→ **SOURCE MATERIAL**
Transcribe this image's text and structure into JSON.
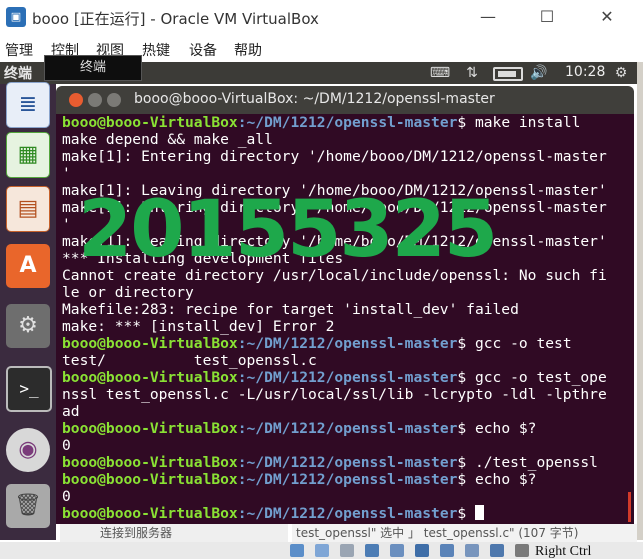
{
  "window": {
    "title": "booo [正在运行] - Oracle VM VirtualBox",
    "controls": {
      "minimize": "—",
      "maximize": "☐",
      "close": "✕"
    }
  },
  "vbox_menu": [
    "管理",
    "控制",
    "视图",
    "热键",
    "设备",
    "帮助"
  ],
  "ubuntu_panel": {
    "app_title": "终端",
    "tooltip": "终端",
    "clock": "10:28"
  },
  "launcher": [
    {
      "name": "libreoffice-writer",
      "glyph": "≣"
    },
    {
      "name": "libreoffice-calc",
      "glyph": "▦"
    },
    {
      "name": "libreoffice-impress",
      "glyph": "▤"
    },
    {
      "name": "ubuntu-software",
      "glyph": "A"
    },
    {
      "name": "system-settings",
      "glyph": "⚙"
    },
    {
      "name": "terminal",
      "glyph": ">_"
    },
    {
      "name": "dvd",
      "glyph": "◉"
    },
    {
      "name": "trash",
      "glyph": "🗑"
    }
  ],
  "terminal": {
    "title": "booo@booo-VirtualBox: ~/DM/1212/openssl-master",
    "lines": [
      {
        "user": "booo@booo-VirtualBox",
        "path": ":~/DM/1212/openssl-master",
        "cmd": "$ make install"
      },
      {
        "text": "make depend && make _all"
      },
      {
        "text": "make[1]: Entering directory '/home/booo/DM/1212/openssl-master"
      },
      {
        "text": "'"
      },
      {
        "text": "make[1]: Leaving directory '/home/booo/DM/1212/openssl-master'"
      },
      {
        "text": "make[1]: Entering directory '/home/booo/DM/1212/openssl-master"
      },
      {
        "text": "'"
      },
      {
        "text": "make[1]: Leaving directory '/home/booo/DM/1212/openssl-master'"
      },
      {
        "text": "*** Installing development files"
      },
      {
        "text": "Cannot create directory /usr/local/include/openssl: No such fi"
      },
      {
        "text": "le or directory"
      },
      {
        "text": "Makefile:283: recipe for target 'install_dev' failed"
      },
      {
        "text": "make: *** [install_dev] Error 2"
      },
      {
        "user": "booo@booo-VirtualBox",
        "path": ":~/DM/1212/openssl-master",
        "cmd": "$ gcc -o test"
      },
      {
        "text": "test/          test_openssl.c"
      },
      {
        "user": "booo@booo-VirtualBox",
        "path": ":~/DM/1212/openssl-master",
        "cmd": "$ gcc -o test_ope"
      },
      {
        "text": "nssl test_openssl.c -L/usr/local/ssl/lib -lcrypto -ldl -lpthre"
      },
      {
        "text": "ad"
      },
      {
        "user": "booo@booo-VirtualBox",
        "path": ":~/DM/1212/openssl-master",
        "cmd": "$ echo $?"
      },
      {
        "text": "0"
      },
      {
        "user": "booo@booo-VirtualBox",
        "path": ":~/DM/1212/openssl-master",
        "cmd": "$ ./test_openssl"
      },
      {
        "user": "booo@booo-VirtualBox",
        "path": ":~/DM/1212/openssl-master",
        "cmd": "$ echo $?"
      },
      {
        "text": "0"
      },
      {
        "user": "booo@booo-VirtualBox",
        "path": ":~/DM/1212/openssl-master",
        "cmd": "$ ",
        "cursor": true
      }
    ],
    "colors": {
      "background": "#300a24",
      "user": "#8ae234",
      "path": "#729fcf",
      "text": "#ffffff"
    }
  },
  "watermark": {
    "text": "20155325",
    "color": "#1ea84b"
  },
  "background_windows": {
    "left_text": "连接到服务器",
    "right_text": "test_openssl\" 选中 」 test_openssl.c\" (107 字节)"
  },
  "vbox_status": {
    "host_key": "Right Ctrl"
  }
}
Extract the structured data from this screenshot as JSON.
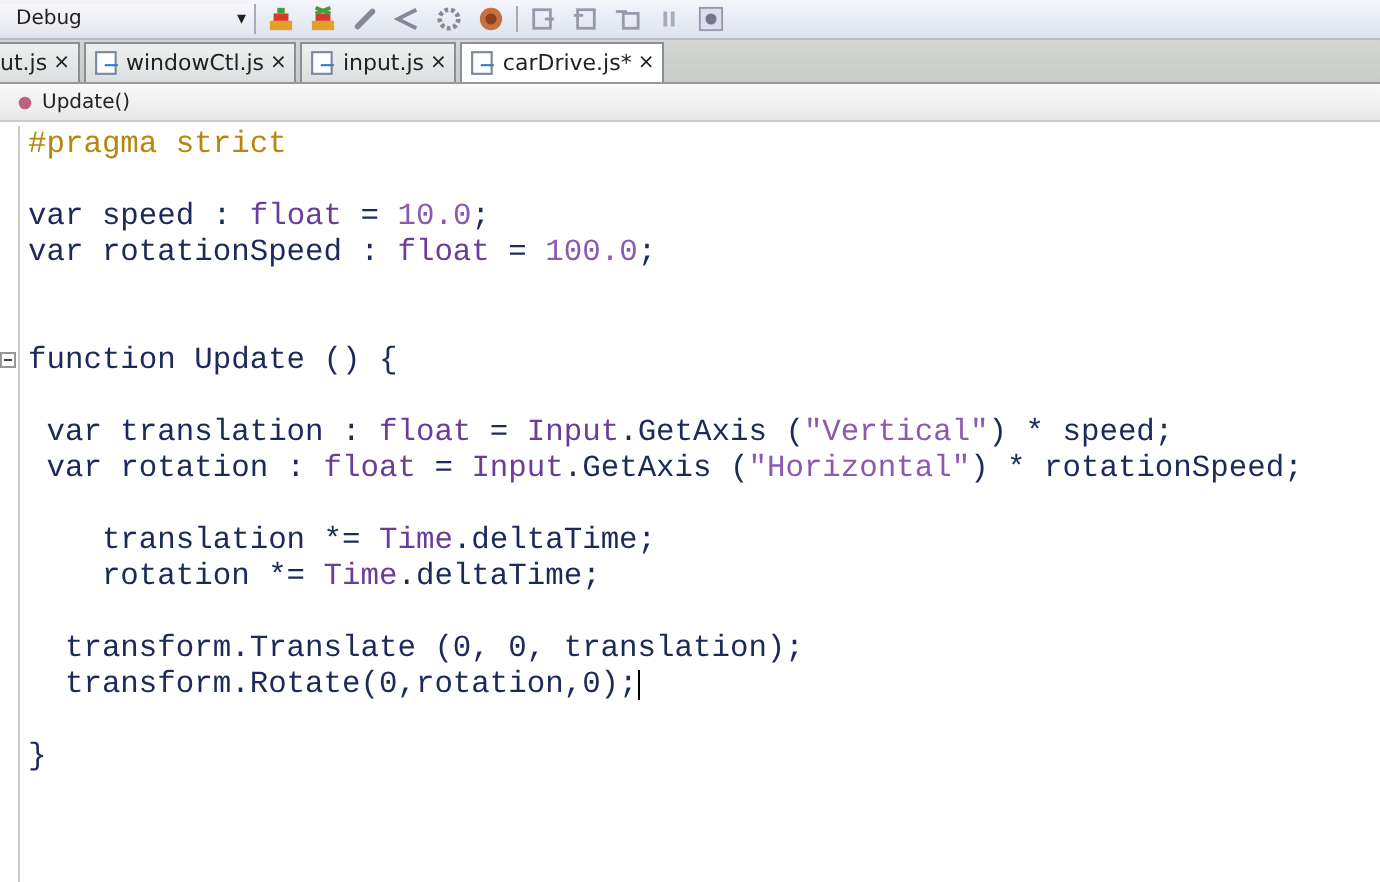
{
  "toolbar": {
    "configuration": "Debug",
    "dropdown_arrow": "▾"
  },
  "tabs": [
    {
      "label": "ut.js",
      "selected": false,
      "close": "×"
    },
    {
      "label": "windowCtl.js",
      "selected": false,
      "close": "×"
    },
    {
      "label": "input.js",
      "selected": false,
      "close": "×"
    },
    {
      "label": "carDrive.js*",
      "selected": true,
      "close": "×"
    }
  ],
  "breadcrumb": {
    "item": "Update()"
  },
  "code": [
    {
      "kind": "code",
      "tokens": [
        {
          "kind": "pragma",
          "text": "#pragma strict"
        }
      ]
    },
    {
      "kind": "blank"
    },
    {
      "kind": "code",
      "tokens": [
        {
          "kind": "plain",
          "text": "var speed : "
        },
        {
          "kind": "type",
          "text": "float"
        },
        {
          "kind": "plain",
          "text": " = "
        },
        {
          "kind": "number",
          "text": "10.0"
        },
        {
          "kind": "plain",
          "text": ";"
        }
      ]
    },
    {
      "kind": "code",
      "tokens": [
        {
          "kind": "plain",
          "text": "var rotationSpeed : "
        },
        {
          "kind": "type",
          "text": "float"
        },
        {
          "kind": "plain",
          "text": " = "
        },
        {
          "kind": "number",
          "text": "100.0"
        },
        {
          "kind": "plain",
          "text": ";"
        }
      ]
    },
    {
      "kind": "blank"
    },
    {
      "kind": "blank"
    },
    {
      "kind": "code",
      "fold": true,
      "tokens": [
        {
          "kind": "plain",
          "text": "function Update () {"
        }
      ]
    },
    {
      "kind": "blank"
    },
    {
      "kind": "code",
      "tokens": [
        {
          "kind": "plain",
          "text": " var translation : "
        },
        {
          "kind": "type",
          "text": "float"
        },
        {
          "kind": "plain",
          "text": " = "
        },
        {
          "kind": "class",
          "text": "Input"
        },
        {
          "kind": "plain",
          "text": ".GetAxis ("
        },
        {
          "kind": "string",
          "text": "\"Vertical\""
        },
        {
          "kind": "plain",
          "text": ") * speed;"
        }
      ]
    },
    {
      "kind": "code",
      "tokens": [
        {
          "kind": "plain",
          "text": " var rotation : "
        },
        {
          "kind": "type",
          "text": "float"
        },
        {
          "kind": "plain",
          "text": " = "
        },
        {
          "kind": "class",
          "text": "Input"
        },
        {
          "kind": "plain",
          "text": ".GetAxis ("
        },
        {
          "kind": "string",
          "text": "\"Horizontal\""
        },
        {
          "kind": "plain",
          "text": ") * rotationSpeed;"
        }
      ]
    },
    {
      "kind": "blank"
    },
    {
      "kind": "code",
      "tokens": [
        {
          "kind": "plain",
          "text": "    translation *= "
        },
        {
          "kind": "class",
          "text": "Time"
        },
        {
          "kind": "plain",
          "text": ".deltaTime;"
        }
      ]
    },
    {
      "kind": "code",
      "tokens": [
        {
          "kind": "plain",
          "text": "    rotation *= "
        },
        {
          "kind": "class",
          "text": "Time"
        },
        {
          "kind": "plain",
          "text": ".deltaTime;"
        }
      ]
    },
    {
      "kind": "blank"
    },
    {
      "kind": "code",
      "tokens": [
        {
          "kind": "plain",
          "text": "  transform.Translate (0, 0, translation);"
        }
      ]
    },
    {
      "kind": "code",
      "cursor": true,
      "tokens": [
        {
          "kind": "plain",
          "text": "  transform.Rotate(0,rotation,0);"
        }
      ]
    },
    {
      "kind": "blank"
    },
    {
      "kind": "code",
      "tokens": [
        {
          "kind": "plain",
          "text": "}"
        }
      ]
    }
  ]
}
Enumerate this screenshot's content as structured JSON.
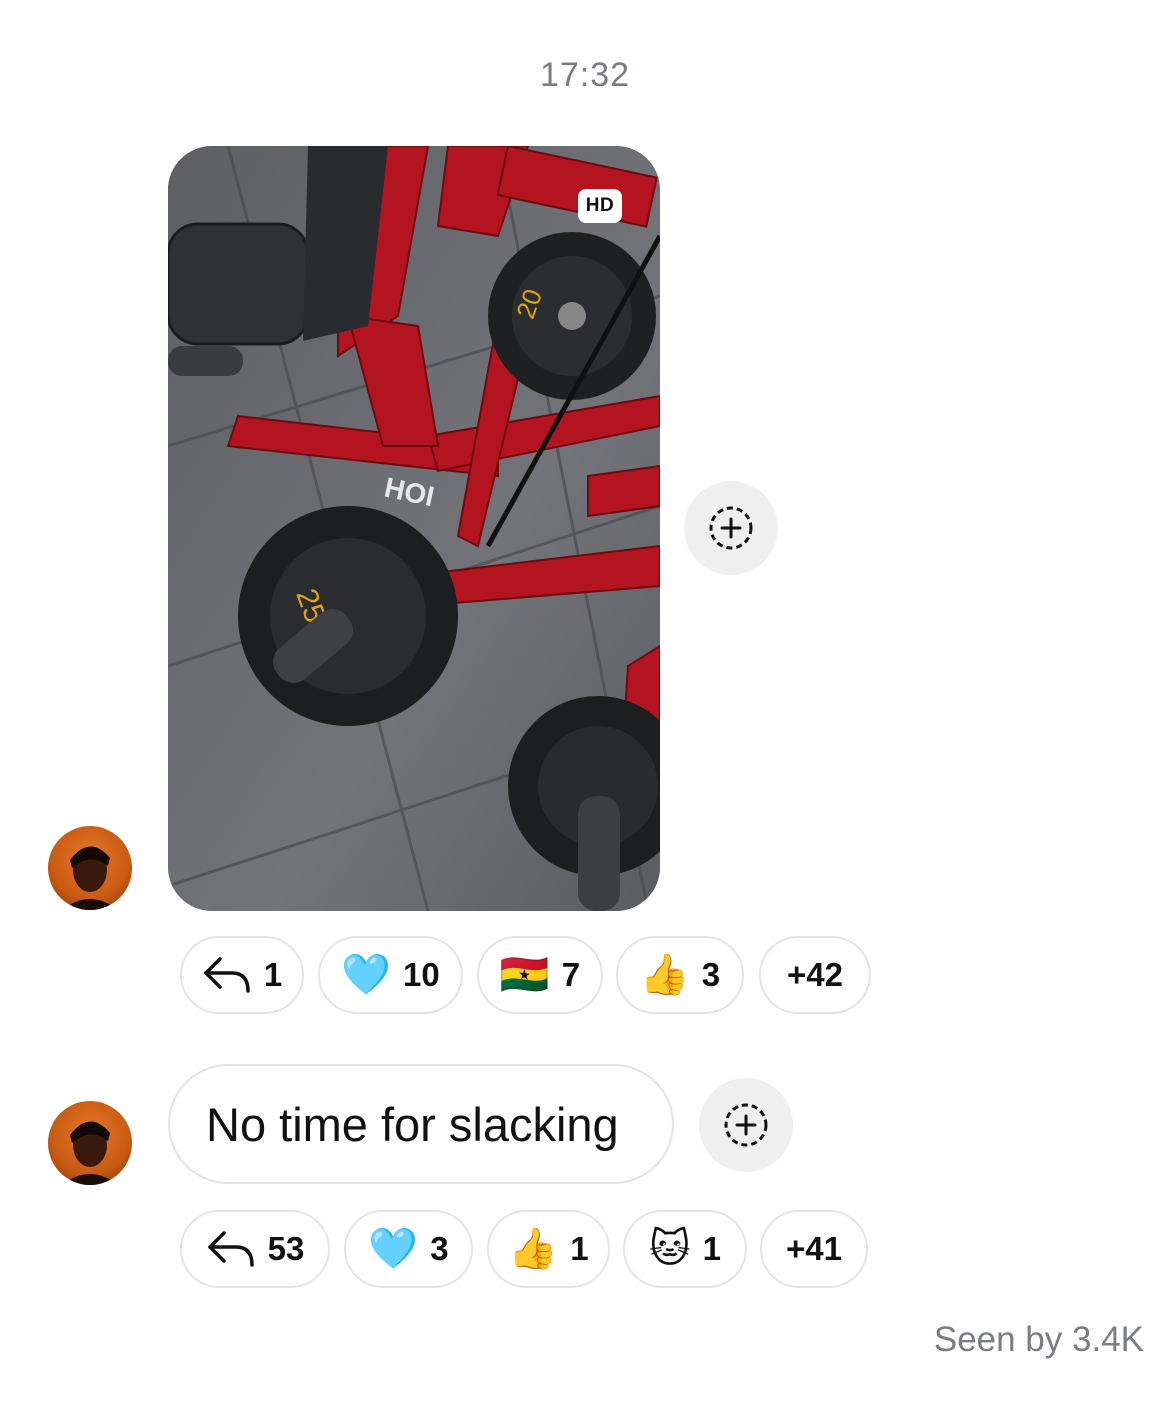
{
  "timestamp": "17:32",
  "photo": {
    "badge": "HD",
    "plate_label_1": "25",
    "plate_label_2": "20",
    "brand_text": "HOI"
  },
  "message1_reactions": [
    {
      "icon": "reply-arrow-icon",
      "emoji": "",
      "count": "1"
    },
    {
      "icon": "",
      "emoji": "🩵",
      "count": "10"
    },
    {
      "icon": "",
      "emoji": "🇬🇭",
      "count": "7"
    },
    {
      "icon": "",
      "emoji": "👍",
      "count": "3"
    },
    {
      "icon": "",
      "emoji": "",
      "count": "+42"
    }
  ],
  "message2": {
    "text": "No time for slacking"
  },
  "message2_reactions": [
    {
      "icon": "reply-arrow-icon",
      "emoji": "",
      "count": "53"
    },
    {
      "icon": "",
      "emoji": "🩵",
      "count": "3"
    },
    {
      "icon": "",
      "emoji": "👍",
      "count": "1"
    },
    {
      "icon": "",
      "emoji": "🐱",
      "count": "1"
    },
    {
      "icon": "",
      "emoji": "",
      "count": "+41"
    }
  ],
  "seen_by": "Seen by 3.4K"
}
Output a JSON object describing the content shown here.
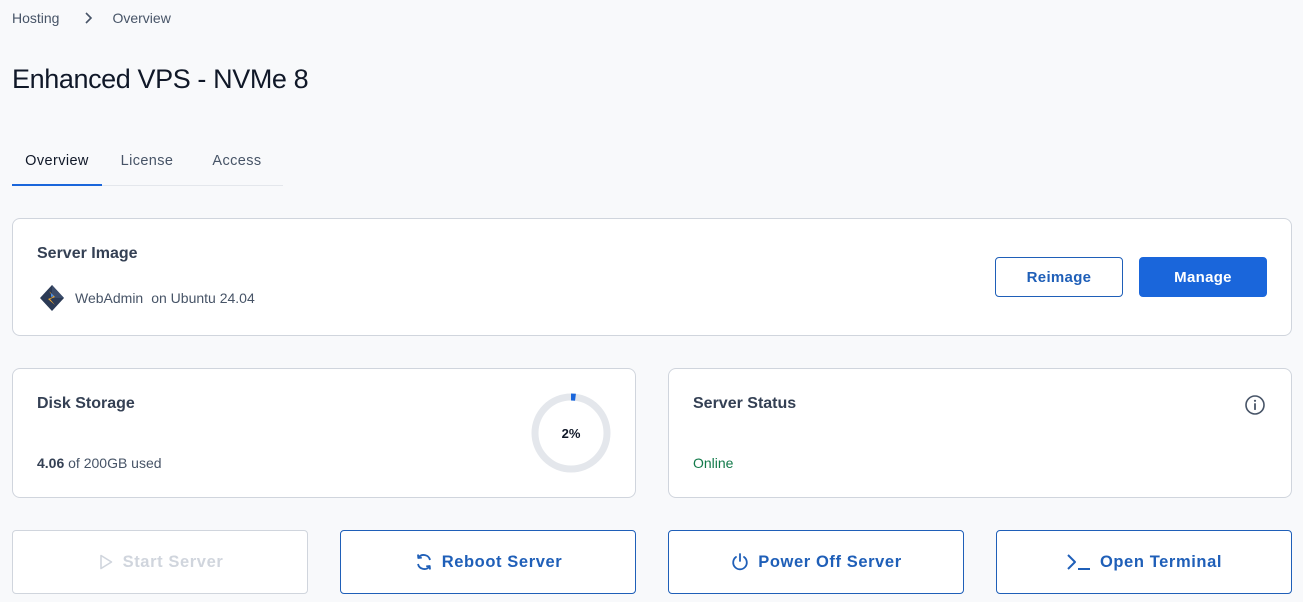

→ **AIM OF THE EXERCISE**
Write out only the lines from the line containing "Enumerate this screenshot's" through the end of the material above, both end lines included. Pictures are not written out.

→ **ANSWER FOR THE TASK**
Enumerate this screenshot's content as structured JSON.
{
  "timestamp": "17:32",
  "photo": {
    "badge": "HD",
    "plate_label_1": "25",
    "plate_label_2": "20",
    "brand_text": "HOI"
  },
  "message1_reactions": [
    {
      "icon": "reply-arrow-icon",
      "emoji": "",
      "count": "1"
    },
    {
      "icon": "",
      "emoji": "🩵",
      "count": "10"
    },
    {
      "icon": "",
      "emoji": "🇬🇭",
      "count": "7"
    },
    {
      "icon": "",
      "emoji": "👍",
      "count": "3"
    },
    {
      "icon": "",
      "emoji": "",
      "count": "+42"
    }
  ],
  "message2": {
    "text": "No time for slacking"
  },
  "message2_reactions": [
    {
      "icon": "reply-arrow-icon",
      "emoji": "",
      "count": "53"
    },
    {
      "icon": "",
      "emoji": "🩵",
      "count": "3"
    },
    {
      "icon": "",
      "emoji": "👍",
      "count": "1"
    },
    {
      "icon": "",
      "emoji": "🐱",
      "count": "1"
    },
    {
      "icon": "",
      "emoji": "",
      "count": "+41"
    }
  ],
  "seen_by": "Seen by 3.4K"
}
Output a JSON object describing the content shown here.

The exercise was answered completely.